§ **Written request**
You are to retype all of the data exactly as it appears.

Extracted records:

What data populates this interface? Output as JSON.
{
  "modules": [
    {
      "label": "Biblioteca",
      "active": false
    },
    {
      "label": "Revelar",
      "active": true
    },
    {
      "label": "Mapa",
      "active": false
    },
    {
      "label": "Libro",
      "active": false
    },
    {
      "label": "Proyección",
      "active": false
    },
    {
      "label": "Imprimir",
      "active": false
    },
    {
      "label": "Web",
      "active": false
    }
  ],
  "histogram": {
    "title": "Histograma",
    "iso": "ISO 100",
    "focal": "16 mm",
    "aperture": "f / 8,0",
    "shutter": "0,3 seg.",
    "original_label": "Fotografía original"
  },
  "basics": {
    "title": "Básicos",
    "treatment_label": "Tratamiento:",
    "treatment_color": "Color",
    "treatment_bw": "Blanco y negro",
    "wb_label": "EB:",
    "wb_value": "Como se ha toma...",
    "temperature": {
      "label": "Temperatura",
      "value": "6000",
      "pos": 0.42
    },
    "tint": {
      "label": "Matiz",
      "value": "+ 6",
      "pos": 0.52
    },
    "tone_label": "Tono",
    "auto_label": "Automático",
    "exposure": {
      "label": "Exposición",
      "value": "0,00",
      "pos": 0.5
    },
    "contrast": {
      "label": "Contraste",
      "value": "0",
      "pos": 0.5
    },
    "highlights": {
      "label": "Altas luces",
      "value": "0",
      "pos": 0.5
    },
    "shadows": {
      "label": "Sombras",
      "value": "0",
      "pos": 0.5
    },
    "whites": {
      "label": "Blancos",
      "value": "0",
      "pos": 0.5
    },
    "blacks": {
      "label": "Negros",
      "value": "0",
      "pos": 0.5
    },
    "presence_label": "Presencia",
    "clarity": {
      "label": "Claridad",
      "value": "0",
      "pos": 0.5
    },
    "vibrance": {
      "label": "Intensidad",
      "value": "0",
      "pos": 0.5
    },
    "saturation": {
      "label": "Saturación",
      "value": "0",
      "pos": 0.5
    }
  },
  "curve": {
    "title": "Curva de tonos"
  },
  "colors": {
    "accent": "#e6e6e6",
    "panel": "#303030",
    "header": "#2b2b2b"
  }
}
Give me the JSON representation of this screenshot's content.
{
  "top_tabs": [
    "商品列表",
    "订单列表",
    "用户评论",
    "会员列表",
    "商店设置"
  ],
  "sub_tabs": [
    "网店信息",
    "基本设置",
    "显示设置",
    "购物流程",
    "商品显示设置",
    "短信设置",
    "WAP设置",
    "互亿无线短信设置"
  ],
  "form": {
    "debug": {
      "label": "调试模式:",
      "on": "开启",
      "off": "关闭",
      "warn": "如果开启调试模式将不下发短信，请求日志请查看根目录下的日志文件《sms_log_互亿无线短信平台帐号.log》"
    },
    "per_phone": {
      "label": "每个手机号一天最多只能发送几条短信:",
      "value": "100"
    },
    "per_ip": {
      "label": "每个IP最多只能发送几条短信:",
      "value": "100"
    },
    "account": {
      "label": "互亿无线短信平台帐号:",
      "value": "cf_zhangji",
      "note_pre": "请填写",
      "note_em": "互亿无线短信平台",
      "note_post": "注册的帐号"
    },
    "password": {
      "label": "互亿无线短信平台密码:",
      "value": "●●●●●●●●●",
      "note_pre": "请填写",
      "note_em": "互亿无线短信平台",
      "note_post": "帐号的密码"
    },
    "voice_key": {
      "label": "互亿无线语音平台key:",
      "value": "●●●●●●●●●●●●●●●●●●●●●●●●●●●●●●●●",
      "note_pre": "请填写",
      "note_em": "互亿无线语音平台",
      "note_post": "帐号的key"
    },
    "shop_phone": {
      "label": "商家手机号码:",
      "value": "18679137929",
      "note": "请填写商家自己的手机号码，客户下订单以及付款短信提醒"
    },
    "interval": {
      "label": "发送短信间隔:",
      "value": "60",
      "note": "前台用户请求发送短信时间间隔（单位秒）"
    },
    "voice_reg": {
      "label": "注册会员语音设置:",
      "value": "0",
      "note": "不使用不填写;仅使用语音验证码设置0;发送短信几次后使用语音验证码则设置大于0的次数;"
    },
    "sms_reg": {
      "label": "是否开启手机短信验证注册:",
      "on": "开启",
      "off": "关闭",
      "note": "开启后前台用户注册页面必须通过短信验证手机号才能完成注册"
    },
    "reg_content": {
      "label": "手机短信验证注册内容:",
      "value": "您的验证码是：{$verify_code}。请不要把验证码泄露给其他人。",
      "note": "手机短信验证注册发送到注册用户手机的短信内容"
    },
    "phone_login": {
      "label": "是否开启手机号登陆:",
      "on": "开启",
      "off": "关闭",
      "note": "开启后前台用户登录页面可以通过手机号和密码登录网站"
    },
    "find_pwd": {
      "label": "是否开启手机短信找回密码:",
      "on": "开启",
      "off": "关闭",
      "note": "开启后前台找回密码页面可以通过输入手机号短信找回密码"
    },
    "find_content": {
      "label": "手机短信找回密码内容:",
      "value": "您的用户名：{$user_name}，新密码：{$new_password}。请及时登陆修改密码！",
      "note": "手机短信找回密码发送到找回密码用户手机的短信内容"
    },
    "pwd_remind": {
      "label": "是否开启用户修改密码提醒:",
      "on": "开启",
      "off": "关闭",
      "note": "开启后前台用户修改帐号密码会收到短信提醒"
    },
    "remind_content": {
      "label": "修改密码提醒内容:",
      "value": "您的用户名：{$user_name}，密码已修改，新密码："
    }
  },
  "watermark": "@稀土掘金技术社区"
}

§ **Solution below**
What data populates this interface? Output as JSON.
{
  "modules": [
    {
      "label": "Biblioteca",
      "active": false
    },
    {
      "label": "Revelar",
      "active": true
    },
    {
      "label": "Mapa",
      "active": false
    },
    {
      "label": "Libro",
      "active": false
    },
    {
      "label": "Proyección",
      "active": false
    },
    {
      "label": "Imprimir",
      "active": false
    },
    {
      "label": "Web",
      "active": false
    }
  ],
  "histogram": {
    "title": "Histograma",
    "iso": "ISO 100",
    "focal": "16 mm",
    "aperture": "f / 8,0",
    "shutter": "0,3 seg.",
    "original_label": "Fotografía original"
  },
  "basics": {
    "title": "Básicos",
    "treatment_label": "Tratamiento:",
    "treatment_color": "Color",
    "treatment_bw": "Blanco y negro",
    "wb_label": "EB:",
    "wb_value": "Como se ha toma...",
    "temperature": {
      "label": "Temperatura",
      "value": "6000",
      "pos": 0.42
    },
    "tint": {
      "label": "Matiz",
      "value": "+ 6",
      "pos": 0.52
    },
    "tone_label": "Tono",
    "auto_label": "Automático",
    "exposure": {
      "label": "Exposición",
      "value": "0,00",
      "pos": 0.5
    },
    "contrast": {
      "label": "Contraste",
      "value": "0",
      "pos": 0.5
    },
    "highlights": {
      "label": "Altas luces",
      "value": "0",
      "pos": 0.5
    },
    "shadows": {
      "label": "Sombras",
      "value": "0",
      "pos": 0.5
    },
    "whites": {
      "label": "Blancos",
      "value": "0",
      "pos": 0.5
    },
    "blacks": {
      "label": "Negros",
      "value": "0",
      "pos": 0.5
    },
    "presence_label": "Presencia",
    "clarity": {
      "label": "Claridad",
      "value": "0",
      "pos": 0.5
    },
    "vibrance": {
      "label": "Intensidad",
      "value": "0",
      "pos": 0.5
    },
    "saturation": {
      "label": "Saturación",
      "value": "0",
      "pos": 0.5
    }
  },
  "curve": {
    "title": "Curva de tonos"
  },
  "colors": {
    "accent": "#e6e6e6",
    "panel": "#303030",
    "header": "#2b2b2b"
  }
}
Give me the JSON representation of this screenshot's content.
{
  "top_tabs": [
    "商品列表",
    "订单列表",
    "用户评论",
    "会员列表",
    "商店设置"
  ],
  "sub_tabs": [
    "网店信息",
    "基本设置",
    "显示设置",
    "购物流程",
    "商品显示设置",
    "短信设置",
    "WAP设置",
    "互亿无线短信设置"
  ],
  "form": {
    "debug": {
      "label": "调试模式:",
      "on": "开启",
      "off": "关闭",
      "warn": "如果开启调试模式将不下发短信，请求日志请查看根目录下的日志文件《sms_log_互亿无线短信平台帐号.log》"
    },
    "per_phone": {
      "label": "每个手机号一天最多只能发送几条短信:",
      "value": "100"
    },
    "per_ip": {
      "label": "每个IP最多只能发送几条短信:",
      "value": "100"
    },
    "account": {
      "label": "互亿无线短信平台帐号:",
      "value": "cf_zhangji",
      "note_pre": "请填写",
      "note_em": "互亿无线短信平台",
      "note_post": "注册的帐号"
    },
    "password": {
      "label": "互亿无线短信平台密码:",
      "value": "●●●●●●●●●",
      "note_pre": "请填写",
      "note_em": "互亿无线短信平台",
      "note_post": "帐号的密码"
    },
    "voice_key": {
      "label": "互亿无线语音平台key:",
      "value": "●●●●●●●●●●●●●●●●●●●●●●●●●●●●●●●●",
      "note_pre": "请填写",
      "note_em": "互亿无线语音平台",
      "note_post": "帐号的key"
    },
    "shop_phone": {
      "label": "商家手机号码:",
      "value": "18679137929",
      "note": "请填写商家自己的手机号码，客户下订单以及付款短信提醒"
    },
    "interval": {
      "label": "发送短信间隔:",
      "value": "60",
      "note": "前台用户请求发送短信时间间隔（单位秒）"
    },
    "voice_reg": {
      "label": "注册会员语音设置:",
      "value": "0",
      "note": "不使用不填写;仅使用语音验证码设置0;发送短信几次后使用语音验证码则设置大于0的次数;"
    },
    "sms_reg": {
      "label": "是否开启手机短信验证注册:",
      "on": "开启",
      "off": "关闭",
      "note": "开启后前台用户注册页面必须通过短信验证手机号才能完成注册"
    },
    "reg_content": {
      "label": "手机短信验证注册内容:",
      "value": "您的验证码是：{$verify_code}。请不要把验证码泄露给其他人。",
      "note": "手机短信验证注册发送到注册用户手机的短信内容"
    },
    "phone_login": {
      "label": "是否开启手机号登陆:",
      "on": "开启",
      "off": "关闭",
      "note": "开启后前台用户登录页面可以通过手机号和密码登录网站"
    },
    "find_pwd": {
      "label": "是否开启手机短信找回密码:",
      "on": "开启",
      "off": "关闭",
      "note": "开启后前台找回密码页面可以通过输入手机号短信找回密码"
    },
    "find_content": {
      "label": "手机短信找回密码内容:",
      "value": "您的用户名：{$user_name}，新密码：{$new_password}。请及时登陆修改密码！",
      "note": "手机短信找回密码发送到找回密码用户手机的短信内容"
    },
    "pwd_remind": {
      "label": "是否开启用户修改密码提醒:",
      "on": "开启",
      "off": "关闭",
      "note": "开启后前台用户修改帐号密码会收到短信提醒"
    },
    "remind_content": {
      "label": "修改密码提醒内容:",
      "value": "您的用户名：{$user_name}，密码已修改，新密码："
    }
  },
  "watermark": "@稀土掘金技术社区"
}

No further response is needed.